- [What to do] Count how many lines of the material hold "name". Respond with that number alone.

--- START Record list ---

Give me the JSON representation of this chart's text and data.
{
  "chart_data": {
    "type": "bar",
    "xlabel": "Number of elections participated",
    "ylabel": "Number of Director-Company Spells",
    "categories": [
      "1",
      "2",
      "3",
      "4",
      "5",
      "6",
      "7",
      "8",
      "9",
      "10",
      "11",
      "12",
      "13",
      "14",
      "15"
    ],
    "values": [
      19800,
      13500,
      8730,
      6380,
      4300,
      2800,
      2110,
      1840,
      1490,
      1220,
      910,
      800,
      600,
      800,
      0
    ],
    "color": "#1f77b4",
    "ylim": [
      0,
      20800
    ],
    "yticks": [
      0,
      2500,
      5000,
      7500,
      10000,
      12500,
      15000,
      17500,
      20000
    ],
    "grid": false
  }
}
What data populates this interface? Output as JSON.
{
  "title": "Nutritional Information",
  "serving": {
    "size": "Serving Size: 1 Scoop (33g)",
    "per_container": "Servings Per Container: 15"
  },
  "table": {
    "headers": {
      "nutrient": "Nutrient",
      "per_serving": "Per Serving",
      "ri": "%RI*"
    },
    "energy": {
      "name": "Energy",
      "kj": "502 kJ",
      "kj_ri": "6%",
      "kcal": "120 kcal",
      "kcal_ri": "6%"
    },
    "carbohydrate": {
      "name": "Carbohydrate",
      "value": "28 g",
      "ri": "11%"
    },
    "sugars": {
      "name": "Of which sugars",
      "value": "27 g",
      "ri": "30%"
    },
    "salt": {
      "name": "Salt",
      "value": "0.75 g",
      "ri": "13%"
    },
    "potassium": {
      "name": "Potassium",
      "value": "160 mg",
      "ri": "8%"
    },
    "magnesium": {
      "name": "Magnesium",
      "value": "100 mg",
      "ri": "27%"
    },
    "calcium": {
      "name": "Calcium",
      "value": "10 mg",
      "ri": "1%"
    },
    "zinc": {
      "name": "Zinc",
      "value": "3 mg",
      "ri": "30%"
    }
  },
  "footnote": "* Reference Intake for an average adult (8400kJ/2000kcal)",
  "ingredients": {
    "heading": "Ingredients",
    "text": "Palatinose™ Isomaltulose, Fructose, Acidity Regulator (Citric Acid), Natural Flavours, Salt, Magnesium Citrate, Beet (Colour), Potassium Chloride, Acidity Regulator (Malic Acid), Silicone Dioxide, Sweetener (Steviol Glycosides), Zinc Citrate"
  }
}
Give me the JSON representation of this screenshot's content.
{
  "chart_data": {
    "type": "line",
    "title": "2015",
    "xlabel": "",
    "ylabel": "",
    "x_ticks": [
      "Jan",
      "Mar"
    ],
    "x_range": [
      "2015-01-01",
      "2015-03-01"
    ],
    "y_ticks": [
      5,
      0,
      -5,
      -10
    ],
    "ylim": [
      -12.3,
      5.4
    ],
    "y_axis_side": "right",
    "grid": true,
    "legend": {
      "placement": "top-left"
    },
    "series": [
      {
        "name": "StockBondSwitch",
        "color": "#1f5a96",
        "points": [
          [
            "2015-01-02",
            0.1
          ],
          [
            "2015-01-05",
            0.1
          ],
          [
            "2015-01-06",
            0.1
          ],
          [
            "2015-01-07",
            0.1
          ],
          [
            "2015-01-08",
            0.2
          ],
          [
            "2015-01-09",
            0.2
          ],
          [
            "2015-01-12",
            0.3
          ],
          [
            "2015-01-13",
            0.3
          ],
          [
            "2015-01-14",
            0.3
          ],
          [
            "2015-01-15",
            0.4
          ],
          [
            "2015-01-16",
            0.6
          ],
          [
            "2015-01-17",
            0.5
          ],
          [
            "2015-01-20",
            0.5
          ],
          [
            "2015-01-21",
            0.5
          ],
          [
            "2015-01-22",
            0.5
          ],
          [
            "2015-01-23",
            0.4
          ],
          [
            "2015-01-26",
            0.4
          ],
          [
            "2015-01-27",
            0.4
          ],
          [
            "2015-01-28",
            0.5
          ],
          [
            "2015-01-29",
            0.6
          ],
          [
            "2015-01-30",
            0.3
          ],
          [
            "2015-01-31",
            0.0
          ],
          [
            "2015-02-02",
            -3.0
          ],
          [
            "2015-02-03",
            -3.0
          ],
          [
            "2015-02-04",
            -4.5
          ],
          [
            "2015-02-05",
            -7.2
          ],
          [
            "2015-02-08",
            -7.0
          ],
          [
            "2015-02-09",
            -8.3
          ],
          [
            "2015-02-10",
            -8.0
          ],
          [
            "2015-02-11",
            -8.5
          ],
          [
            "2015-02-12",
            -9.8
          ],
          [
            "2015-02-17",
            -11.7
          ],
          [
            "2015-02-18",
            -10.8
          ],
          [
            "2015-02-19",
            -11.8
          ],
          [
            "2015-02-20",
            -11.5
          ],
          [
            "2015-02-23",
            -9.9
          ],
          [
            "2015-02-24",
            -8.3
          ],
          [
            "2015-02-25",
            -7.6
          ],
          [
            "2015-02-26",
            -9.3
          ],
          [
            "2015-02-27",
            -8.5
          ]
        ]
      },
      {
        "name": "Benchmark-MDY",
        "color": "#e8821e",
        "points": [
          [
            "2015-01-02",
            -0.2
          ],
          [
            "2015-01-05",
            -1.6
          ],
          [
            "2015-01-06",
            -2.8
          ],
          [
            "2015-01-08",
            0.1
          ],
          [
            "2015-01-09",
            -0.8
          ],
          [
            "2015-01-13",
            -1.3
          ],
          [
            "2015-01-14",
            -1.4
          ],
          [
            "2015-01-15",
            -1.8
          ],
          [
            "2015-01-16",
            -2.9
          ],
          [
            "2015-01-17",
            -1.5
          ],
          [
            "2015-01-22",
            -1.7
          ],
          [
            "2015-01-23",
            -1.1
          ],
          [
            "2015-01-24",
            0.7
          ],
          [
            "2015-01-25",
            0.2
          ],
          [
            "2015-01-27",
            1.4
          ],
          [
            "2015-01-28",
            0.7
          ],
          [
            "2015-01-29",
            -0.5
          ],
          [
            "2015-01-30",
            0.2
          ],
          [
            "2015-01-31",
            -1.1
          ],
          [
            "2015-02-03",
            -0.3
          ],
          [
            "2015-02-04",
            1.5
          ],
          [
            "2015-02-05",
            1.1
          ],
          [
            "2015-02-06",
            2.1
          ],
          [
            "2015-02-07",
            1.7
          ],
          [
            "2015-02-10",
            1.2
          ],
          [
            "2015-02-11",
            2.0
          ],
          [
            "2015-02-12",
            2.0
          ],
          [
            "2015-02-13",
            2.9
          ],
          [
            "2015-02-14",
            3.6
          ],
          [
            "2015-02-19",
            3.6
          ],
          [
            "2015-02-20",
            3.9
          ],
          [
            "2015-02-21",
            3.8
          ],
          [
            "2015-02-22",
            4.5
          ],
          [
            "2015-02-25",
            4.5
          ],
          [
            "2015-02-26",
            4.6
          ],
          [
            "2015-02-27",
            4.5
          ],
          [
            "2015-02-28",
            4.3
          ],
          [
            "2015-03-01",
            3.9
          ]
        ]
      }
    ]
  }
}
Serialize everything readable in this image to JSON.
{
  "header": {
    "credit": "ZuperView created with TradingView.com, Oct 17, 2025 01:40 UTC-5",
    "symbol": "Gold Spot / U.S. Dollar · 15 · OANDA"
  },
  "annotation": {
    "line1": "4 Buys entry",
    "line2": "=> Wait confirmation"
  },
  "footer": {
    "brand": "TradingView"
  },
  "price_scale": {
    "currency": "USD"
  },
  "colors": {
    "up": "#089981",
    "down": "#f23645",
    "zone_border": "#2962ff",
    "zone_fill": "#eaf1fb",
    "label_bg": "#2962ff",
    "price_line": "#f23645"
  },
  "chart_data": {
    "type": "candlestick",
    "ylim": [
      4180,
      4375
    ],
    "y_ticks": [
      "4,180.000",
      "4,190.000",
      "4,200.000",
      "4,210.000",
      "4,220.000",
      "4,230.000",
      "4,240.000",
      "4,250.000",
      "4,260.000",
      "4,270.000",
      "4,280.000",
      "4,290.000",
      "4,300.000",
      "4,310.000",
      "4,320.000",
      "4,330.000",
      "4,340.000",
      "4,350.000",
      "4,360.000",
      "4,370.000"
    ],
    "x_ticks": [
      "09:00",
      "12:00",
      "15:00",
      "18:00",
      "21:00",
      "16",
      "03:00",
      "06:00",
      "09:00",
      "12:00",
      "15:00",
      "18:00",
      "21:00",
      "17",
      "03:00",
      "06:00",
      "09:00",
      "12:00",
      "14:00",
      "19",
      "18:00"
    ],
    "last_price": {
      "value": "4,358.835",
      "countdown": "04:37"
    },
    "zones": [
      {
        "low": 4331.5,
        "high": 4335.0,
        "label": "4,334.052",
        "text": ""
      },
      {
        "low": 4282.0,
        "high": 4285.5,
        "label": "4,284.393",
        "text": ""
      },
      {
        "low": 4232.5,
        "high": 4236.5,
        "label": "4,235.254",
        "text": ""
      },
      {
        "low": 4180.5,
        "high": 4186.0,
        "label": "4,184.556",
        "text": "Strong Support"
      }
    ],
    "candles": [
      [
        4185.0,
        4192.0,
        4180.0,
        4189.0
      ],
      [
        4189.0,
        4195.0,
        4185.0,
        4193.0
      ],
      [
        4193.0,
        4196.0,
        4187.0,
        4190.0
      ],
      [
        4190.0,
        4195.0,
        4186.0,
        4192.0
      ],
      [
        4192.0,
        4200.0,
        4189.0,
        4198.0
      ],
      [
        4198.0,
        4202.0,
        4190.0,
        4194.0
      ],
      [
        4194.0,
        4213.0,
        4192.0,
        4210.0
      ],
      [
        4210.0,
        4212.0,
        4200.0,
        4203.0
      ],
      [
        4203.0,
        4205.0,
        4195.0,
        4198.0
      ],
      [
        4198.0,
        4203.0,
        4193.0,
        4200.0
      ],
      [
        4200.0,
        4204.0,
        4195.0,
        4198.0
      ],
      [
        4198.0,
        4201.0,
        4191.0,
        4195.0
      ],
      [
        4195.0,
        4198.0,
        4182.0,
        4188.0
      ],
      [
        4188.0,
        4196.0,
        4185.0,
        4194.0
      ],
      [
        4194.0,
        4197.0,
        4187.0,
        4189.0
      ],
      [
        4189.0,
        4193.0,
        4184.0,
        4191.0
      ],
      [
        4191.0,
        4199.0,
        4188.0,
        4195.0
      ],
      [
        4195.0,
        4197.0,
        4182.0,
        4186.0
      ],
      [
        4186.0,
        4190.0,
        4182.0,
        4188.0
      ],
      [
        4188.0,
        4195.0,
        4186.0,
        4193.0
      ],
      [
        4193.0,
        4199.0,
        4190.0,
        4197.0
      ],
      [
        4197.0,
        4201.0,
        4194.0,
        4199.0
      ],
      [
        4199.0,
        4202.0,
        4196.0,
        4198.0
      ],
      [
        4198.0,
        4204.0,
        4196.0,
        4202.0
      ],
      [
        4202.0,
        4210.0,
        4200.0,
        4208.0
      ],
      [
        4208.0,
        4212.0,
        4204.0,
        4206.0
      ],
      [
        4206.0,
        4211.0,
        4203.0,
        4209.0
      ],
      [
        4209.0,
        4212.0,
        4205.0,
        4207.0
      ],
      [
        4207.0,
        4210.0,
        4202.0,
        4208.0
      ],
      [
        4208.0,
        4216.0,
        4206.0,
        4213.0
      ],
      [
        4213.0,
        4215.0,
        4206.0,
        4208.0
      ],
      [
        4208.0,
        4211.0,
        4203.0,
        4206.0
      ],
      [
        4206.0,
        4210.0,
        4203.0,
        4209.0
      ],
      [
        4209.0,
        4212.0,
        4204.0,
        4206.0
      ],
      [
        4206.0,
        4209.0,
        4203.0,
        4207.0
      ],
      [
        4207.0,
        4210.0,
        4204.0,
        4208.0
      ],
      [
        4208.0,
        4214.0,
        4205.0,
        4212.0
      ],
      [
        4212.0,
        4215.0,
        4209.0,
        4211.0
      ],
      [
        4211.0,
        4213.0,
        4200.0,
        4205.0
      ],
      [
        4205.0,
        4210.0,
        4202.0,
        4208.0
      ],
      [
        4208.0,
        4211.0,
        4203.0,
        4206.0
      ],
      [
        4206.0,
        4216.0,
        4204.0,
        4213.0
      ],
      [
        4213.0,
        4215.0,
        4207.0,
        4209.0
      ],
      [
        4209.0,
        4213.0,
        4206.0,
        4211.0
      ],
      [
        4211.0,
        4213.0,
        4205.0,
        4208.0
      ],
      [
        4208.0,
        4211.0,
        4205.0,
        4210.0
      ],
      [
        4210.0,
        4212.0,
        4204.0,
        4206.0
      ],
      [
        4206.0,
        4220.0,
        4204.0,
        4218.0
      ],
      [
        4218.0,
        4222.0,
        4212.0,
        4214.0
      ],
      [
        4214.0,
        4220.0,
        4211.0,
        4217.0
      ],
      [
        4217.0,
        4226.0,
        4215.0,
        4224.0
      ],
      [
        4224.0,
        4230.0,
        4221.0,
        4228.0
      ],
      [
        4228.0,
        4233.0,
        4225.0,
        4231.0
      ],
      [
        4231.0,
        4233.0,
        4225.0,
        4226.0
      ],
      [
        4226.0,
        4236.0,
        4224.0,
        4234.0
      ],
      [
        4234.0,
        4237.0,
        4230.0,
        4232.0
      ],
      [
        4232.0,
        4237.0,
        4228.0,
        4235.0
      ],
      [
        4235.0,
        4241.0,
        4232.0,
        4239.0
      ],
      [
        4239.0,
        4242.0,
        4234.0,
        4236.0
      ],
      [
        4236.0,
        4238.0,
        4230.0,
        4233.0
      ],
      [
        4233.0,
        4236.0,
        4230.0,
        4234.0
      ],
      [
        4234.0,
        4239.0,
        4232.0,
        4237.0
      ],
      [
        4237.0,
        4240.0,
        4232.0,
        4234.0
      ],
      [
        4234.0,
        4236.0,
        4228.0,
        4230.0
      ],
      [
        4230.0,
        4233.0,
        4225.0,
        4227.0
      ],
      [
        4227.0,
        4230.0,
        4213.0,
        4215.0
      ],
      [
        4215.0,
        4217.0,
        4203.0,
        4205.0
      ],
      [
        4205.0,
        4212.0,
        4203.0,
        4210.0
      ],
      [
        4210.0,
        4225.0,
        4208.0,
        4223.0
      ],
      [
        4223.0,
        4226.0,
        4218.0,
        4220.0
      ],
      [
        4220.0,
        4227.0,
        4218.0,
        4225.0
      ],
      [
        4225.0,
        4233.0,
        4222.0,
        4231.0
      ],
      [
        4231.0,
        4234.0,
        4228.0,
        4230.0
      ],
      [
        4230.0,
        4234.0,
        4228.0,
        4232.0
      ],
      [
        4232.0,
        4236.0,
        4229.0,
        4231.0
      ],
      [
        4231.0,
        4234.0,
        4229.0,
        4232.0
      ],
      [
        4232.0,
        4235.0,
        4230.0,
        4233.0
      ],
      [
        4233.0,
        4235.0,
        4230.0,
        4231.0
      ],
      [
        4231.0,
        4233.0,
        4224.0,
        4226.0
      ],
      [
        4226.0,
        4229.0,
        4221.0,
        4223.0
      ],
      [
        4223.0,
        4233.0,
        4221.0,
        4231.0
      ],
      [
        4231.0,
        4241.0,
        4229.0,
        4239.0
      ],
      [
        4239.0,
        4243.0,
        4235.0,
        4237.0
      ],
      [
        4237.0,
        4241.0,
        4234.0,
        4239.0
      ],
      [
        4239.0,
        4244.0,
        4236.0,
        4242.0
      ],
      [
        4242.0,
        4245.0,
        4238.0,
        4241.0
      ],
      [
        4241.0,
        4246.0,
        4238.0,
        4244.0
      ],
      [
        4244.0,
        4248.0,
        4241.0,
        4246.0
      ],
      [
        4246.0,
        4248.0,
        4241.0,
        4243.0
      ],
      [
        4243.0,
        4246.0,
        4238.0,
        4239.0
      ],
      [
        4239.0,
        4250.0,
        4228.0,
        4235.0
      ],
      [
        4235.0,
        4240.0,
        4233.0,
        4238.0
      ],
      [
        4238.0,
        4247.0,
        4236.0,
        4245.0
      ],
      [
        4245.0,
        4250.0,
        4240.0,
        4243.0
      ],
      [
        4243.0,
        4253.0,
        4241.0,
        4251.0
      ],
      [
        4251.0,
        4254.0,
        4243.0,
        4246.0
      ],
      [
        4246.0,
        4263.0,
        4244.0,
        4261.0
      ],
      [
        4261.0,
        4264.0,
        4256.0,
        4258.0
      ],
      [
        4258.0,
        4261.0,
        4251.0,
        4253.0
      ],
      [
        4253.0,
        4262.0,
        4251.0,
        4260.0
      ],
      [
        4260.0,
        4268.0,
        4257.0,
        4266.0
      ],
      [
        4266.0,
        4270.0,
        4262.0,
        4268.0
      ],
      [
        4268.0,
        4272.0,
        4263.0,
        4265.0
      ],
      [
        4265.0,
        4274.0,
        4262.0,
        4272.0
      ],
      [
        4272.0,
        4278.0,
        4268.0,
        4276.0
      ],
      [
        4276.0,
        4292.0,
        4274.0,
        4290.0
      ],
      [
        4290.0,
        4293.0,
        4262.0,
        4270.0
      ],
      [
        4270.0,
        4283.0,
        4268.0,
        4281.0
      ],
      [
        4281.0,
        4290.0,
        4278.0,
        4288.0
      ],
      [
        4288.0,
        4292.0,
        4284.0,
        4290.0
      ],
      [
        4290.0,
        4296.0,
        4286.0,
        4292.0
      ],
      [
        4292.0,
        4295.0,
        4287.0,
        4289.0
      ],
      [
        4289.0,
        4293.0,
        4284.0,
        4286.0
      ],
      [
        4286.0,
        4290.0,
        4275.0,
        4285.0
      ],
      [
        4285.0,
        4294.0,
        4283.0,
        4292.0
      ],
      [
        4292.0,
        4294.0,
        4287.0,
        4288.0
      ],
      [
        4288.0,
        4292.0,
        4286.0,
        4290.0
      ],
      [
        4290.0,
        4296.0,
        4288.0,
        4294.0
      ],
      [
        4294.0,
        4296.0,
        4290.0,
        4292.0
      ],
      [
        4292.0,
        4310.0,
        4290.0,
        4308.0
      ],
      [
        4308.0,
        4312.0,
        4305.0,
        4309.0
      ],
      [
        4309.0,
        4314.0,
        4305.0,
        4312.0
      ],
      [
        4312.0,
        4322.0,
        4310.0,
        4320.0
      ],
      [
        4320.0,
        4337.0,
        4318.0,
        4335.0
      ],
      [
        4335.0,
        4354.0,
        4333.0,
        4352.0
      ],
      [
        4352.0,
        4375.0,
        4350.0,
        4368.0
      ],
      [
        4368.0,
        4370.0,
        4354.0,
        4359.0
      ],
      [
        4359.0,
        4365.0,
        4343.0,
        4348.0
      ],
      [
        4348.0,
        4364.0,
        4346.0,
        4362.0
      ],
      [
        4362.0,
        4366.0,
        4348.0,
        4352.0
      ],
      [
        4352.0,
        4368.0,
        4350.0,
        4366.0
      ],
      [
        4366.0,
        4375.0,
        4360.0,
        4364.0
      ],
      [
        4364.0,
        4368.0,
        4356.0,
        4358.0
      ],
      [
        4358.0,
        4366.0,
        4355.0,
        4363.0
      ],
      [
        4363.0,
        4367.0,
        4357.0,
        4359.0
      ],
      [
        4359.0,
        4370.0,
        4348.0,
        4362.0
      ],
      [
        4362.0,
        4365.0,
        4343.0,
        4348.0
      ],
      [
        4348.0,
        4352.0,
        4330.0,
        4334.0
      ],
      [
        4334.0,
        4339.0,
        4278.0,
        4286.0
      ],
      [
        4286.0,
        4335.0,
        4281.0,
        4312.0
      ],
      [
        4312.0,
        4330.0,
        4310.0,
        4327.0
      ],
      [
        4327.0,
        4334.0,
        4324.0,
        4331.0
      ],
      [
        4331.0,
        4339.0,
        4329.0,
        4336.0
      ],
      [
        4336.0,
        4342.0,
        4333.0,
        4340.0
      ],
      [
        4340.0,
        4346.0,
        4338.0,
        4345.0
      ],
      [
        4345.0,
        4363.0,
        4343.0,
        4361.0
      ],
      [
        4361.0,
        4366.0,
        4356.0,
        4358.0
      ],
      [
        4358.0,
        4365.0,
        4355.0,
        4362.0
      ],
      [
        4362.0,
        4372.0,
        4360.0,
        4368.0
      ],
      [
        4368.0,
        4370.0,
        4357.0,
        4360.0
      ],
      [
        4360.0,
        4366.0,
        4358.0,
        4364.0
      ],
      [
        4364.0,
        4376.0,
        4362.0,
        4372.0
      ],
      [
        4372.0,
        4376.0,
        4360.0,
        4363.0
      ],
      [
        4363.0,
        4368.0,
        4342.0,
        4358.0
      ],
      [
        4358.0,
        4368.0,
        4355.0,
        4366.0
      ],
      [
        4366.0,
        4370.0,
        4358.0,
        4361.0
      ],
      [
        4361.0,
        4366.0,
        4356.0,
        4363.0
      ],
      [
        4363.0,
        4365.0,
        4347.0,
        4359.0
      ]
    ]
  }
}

--- END Record list ---

- [Exercise answer] 10